** Begin Dataset extract **

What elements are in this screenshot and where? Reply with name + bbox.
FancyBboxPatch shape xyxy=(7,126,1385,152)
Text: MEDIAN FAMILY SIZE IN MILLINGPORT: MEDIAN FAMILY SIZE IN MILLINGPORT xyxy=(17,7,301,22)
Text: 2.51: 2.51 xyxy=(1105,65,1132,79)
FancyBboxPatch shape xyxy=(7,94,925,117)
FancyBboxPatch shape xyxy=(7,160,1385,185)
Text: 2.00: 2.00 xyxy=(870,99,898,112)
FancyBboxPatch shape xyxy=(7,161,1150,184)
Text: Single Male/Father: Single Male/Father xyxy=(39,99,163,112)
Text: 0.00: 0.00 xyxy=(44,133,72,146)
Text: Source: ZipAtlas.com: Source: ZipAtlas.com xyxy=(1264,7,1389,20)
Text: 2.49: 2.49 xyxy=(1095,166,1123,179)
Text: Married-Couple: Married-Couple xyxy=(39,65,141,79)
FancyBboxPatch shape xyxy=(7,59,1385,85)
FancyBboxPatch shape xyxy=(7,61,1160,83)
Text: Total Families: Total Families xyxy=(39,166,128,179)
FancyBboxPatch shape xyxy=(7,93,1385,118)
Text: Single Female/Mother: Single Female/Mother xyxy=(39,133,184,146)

** End Dataset extract **

* _Work to complete_:
Swap "FancyBboxPatch shape" for "Rectangle shape" everywhere it appears in the rows above, and give all the rows again with nothing else changed.

* _Right answer_:
What elements are in this screenshot and where? Reply with name + bbox.
Rectangle shape xyxy=(7,126,1385,152)
Text: MEDIAN FAMILY SIZE IN MILLINGPORT: MEDIAN FAMILY SIZE IN MILLINGPORT xyxy=(17,7,301,22)
Text: 2.51: 2.51 xyxy=(1105,65,1132,79)
Rectangle shape xyxy=(7,94,925,117)
Rectangle shape xyxy=(7,160,1385,185)
Text: 2.00: 2.00 xyxy=(870,99,898,112)
Rectangle shape xyxy=(7,161,1150,184)
Text: Single Male/Father: Single Male/Father xyxy=(39,99,163,112)
Text: 0.00: 0.00 xyxy=(44,133,72,146)
Text: Source: ZipAtlas.com: Source: ZipAtlas.com xyxy=(1264,7,1389,20)
Text: 2.49: 2.49 xyxy=(1095,166,1123,179)
Text: Married-Couple: Married-Couple xyxy=(39,65,141,79)
Rectangle shape xyxy=(7,59,1385,85)
Rectangle shape xyxy=(7,61,1160,83)
Text: Total Families: Total Families xyxy=(39,166,128,179)
Rectangle shape xyxy=(7,93,1385,118)
Text: Single Female/Mother: Single Female/Mother xyxy=(39,133,184,146)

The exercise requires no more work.